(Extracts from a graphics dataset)
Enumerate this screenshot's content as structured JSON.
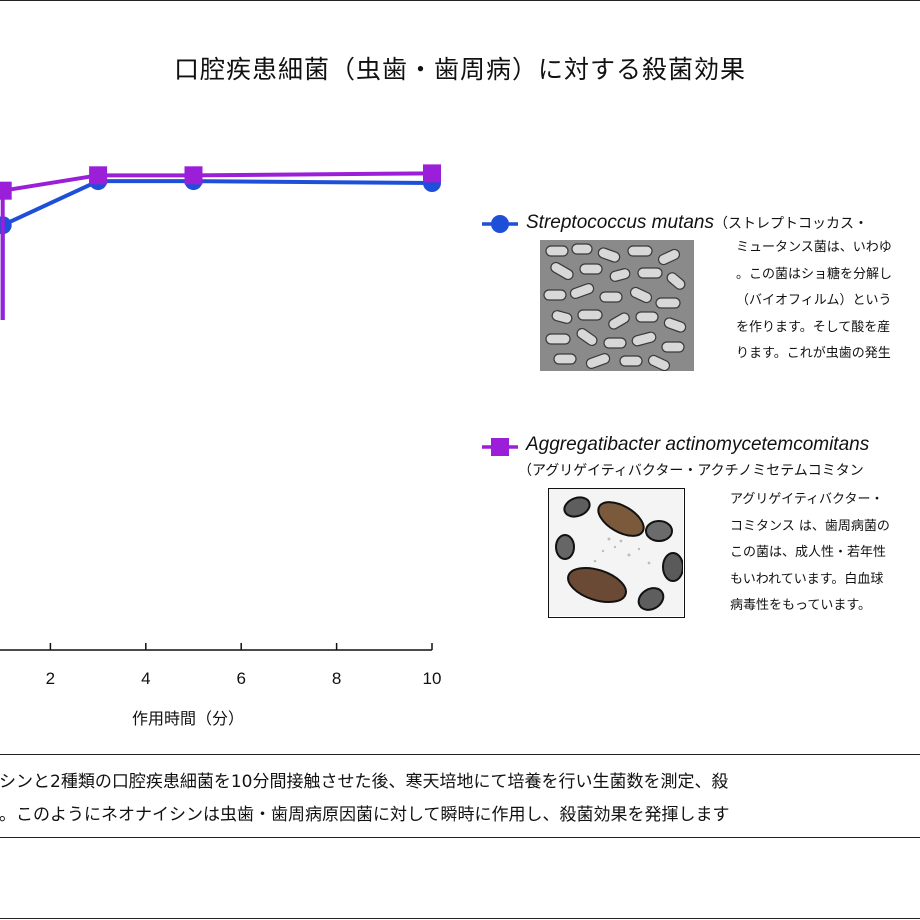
{
  "title": "口腔疾患細菌（虫歯・歯周病）に対する殺菌効果",
  "chart_data": {
    "type": "line",
    "xlabel": "作用時間（分）",
    "x_ticks": [
      2,
      4,
      6,
      8,
      10
    ],
    "xlim": [
      0,
      10
    ],
    "grid": false,
    "series": [
      {
        "name": "Streptococcus mutans",
        "color": "#1e4fd8",
        "marker": "circle",
        "x": [
          1,
          3,
          5,
          10
        ],
        "y": [
          97.3,
          99.6,
          99.6,
          99.5
        ]
      },
      {
        "name": "Aggregatibacter actinomycetemcomitans",
        "color": "#9b1fd8",
        "marker": "square",
        "x": [
          1,
          3,
          5,
          10
        ],
        "y": [
          99.1,
          99.9,
          99.9,
          100.0
        ]
      }
    ]
  },
  "legend": {
    "mutans": {
      "name": "Streptococcus mutans",
      "kana": "（ストレプトコッカス・",
      "description": [
        "ミュータンス菌は、いわゆ",
        "。この菌はショ糖を分解し",
        "（バイオフィルム）という",
        "を作ります。そして酸を産",
        "ります。これが虫歯の発生"
      ]
    },
    "aa": {
      "name": "Aggregatibacter actinomycetemcomitans",
      "kana": "（アグリゲイティバクター・アクチノミセテムコミタン",
      "description": [
        "アグリゲイティバクター・",
        "コミタンス は、歯周病菌の",
        "この菌は、成人性・若年性",
        "もいわれています。白血球",
        "病毒性をもっています。"
      ]
    }
  },
  "note": {
    "line1": "シンと2種類の口腔疾患細菌を10分間接触させた後、寒天培地にて培養を行い生菌数を測定、殺",
    "line2": "。このようにネオナイシンは虫歯・歯周病原因菌に対して瞬時に作用し、殺菌効果を発揮します"
  }
}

OBJECTIVE → Quote every line of the records above exactly; no picture is to be copied.

SOLVED EXERCISE →
Enumerate this screenshot's content as structured JSON.
{
  "title": "口腔疾患細菌（虫歯・歯周病）に対する殺菌効果",
  "chart_data": {
    "type": "line",
    "xlabel": "作用時間（分）",
    "x_ticks": [
      2,
      4,
      6,
      8,
      10
    ],
    "xlim": [
      0,
      10
    ],
    "grid": false,
    "series": [
      {
        "name": "Streptococcus mutans",
        "color": "#1e4fd8",
        "marker": "circle",
        "x": [
          1,
          3,
          5,
          10
        ],
        "y": [
          97.3,
          99.6,
          99.6,
          99.5
        ]
      },
      {
        "name": "Aggregatibacter actinomycetemcomitans",
        "color": "#9b1fd8",
        "marker": "square",
        "x": [
          1,
          3,
          5,
          10
        ],
        "y": [
          99.1,
          99.9,
          99.9,
          100.0
        ]
      }
    ]
  },
  "legend": {
    "mutans": {
      "name": "Streptococcus mutans",
      "kana": "（ストレプトコッカス・",
      "description": [
        "ミュータンス菌は、いわゆ",
        "。この菌はショ糖を分解し",
        "（バイオフィルム）という",
        "を作ります。そして酸を産",
        "ります。これが虫歯の発生"
      ]
    },
    "aa": {
      "name": "Aggregatibacter actinomycetemcomitans",
      "kana": "（アグリゲイティバクター・アクチノミセテムコミタン",
      "description": [
        "アグリゲイティバクター・",
        "コミタンス は、歯周病菌の",
        "この菌は、成人性・若年性",
        "もいわれています。白血球",
        "病毒性をもっています。"
      ]
    }
  },
  "note": {
    "line1": "シンと2種類の口腔疾患細菌を10分間接触させた後、寒天培地にて培養を行い生菌数を測定、殺",
    "line2": "。このようにネオナイシンは虫歯・歯周病原因菌に対して瞬時に作用し、殺菌効果を発揮します"
  }
}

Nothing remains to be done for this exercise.